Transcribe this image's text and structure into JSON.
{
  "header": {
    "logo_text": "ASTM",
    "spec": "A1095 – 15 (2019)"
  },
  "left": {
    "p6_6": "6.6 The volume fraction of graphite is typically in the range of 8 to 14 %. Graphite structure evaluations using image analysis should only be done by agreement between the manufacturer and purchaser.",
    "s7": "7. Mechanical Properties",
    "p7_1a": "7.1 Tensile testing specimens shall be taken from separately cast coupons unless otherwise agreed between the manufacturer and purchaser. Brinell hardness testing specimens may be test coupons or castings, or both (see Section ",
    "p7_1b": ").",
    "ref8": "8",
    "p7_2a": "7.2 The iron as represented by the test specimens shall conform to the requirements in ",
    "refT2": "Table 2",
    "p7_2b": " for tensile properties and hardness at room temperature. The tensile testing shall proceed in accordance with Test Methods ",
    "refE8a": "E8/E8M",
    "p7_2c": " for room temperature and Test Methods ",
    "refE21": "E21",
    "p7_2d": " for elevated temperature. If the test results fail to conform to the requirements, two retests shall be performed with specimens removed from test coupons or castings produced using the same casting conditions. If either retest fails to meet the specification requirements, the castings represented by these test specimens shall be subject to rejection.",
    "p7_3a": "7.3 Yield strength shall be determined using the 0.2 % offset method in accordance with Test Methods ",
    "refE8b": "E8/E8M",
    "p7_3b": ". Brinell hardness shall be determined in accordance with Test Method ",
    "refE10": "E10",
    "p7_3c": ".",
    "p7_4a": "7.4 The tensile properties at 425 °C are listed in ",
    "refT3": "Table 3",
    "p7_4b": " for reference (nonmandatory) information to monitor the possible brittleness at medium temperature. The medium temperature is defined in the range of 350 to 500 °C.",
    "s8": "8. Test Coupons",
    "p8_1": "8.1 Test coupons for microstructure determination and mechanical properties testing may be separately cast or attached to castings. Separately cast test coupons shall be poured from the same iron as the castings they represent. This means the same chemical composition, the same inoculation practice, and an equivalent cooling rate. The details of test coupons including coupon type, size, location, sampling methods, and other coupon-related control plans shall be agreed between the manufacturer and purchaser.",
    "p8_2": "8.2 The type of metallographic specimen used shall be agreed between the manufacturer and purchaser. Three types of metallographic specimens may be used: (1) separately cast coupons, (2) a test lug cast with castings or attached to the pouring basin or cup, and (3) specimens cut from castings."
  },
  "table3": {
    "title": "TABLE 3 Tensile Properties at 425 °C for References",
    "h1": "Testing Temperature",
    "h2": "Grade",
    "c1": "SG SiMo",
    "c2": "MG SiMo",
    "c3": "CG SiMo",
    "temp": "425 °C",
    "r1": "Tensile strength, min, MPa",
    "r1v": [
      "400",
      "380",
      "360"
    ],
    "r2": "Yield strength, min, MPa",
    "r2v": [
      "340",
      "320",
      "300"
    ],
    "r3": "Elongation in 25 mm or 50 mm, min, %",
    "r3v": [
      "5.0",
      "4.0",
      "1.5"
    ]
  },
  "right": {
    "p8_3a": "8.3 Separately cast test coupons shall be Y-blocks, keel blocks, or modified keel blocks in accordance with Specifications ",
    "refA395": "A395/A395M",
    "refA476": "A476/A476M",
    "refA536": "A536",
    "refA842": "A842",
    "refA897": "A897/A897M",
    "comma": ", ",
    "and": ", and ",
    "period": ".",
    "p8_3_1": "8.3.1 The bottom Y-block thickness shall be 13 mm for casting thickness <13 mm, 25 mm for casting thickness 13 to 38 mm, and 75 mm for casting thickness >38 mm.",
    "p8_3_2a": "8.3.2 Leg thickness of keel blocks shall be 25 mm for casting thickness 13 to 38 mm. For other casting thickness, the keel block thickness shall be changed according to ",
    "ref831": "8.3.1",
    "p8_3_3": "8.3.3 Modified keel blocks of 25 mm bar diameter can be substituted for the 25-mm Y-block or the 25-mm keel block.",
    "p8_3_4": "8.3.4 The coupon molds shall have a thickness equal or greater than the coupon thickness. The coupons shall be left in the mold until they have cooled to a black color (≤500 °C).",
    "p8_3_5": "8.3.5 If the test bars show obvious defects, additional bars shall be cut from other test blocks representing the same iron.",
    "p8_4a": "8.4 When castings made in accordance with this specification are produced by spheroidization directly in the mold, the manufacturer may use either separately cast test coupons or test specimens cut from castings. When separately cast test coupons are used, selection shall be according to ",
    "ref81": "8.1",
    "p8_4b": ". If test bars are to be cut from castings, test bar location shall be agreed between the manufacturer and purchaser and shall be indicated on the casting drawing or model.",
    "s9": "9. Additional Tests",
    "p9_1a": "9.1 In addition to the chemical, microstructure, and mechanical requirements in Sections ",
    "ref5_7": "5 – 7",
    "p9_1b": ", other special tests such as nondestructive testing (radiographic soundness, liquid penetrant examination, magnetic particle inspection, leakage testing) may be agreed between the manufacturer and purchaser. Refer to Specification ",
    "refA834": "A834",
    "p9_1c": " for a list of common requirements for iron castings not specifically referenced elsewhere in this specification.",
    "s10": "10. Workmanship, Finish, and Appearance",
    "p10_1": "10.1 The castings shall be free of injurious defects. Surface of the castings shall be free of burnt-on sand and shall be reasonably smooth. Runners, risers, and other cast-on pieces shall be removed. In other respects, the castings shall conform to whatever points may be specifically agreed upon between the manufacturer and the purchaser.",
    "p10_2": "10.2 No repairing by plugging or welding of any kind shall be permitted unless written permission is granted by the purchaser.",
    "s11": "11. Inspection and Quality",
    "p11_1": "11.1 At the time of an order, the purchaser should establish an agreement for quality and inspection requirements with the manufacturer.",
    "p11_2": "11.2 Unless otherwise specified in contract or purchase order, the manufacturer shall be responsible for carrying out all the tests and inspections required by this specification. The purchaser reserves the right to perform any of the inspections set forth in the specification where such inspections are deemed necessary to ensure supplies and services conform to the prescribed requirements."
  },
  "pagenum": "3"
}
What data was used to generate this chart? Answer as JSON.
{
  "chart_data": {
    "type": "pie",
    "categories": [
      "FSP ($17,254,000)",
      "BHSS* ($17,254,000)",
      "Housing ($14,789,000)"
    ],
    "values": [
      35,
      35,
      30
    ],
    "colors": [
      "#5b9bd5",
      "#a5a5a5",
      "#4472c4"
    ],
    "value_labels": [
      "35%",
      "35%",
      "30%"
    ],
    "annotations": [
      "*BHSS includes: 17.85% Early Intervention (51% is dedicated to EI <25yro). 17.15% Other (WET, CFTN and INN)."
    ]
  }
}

▸ **TASK REQUIREMENTS**
Copy every line of the material in which the word "chemical" occurs.

▸ **RESPONSE TO THIS TASK**
    "p8_1": "8.1 Test coupons for microstructure determination and mechanical properties testing may be separately cast or attached to castings. Separately cast test coupons shall be poured from the same iron as the castings they represent. This means the same chemical composition, the same inoculation practice, and an equivalent cooling rate. The details of test coupons including coupon type, size, location, sampling methods, and other coupon-related control plans shall be agreed between the manufacturer and purchaser.",
    "p9_1a": "9.1 In addition to the chemical, microstructure, and mechanical requirements in Sections ",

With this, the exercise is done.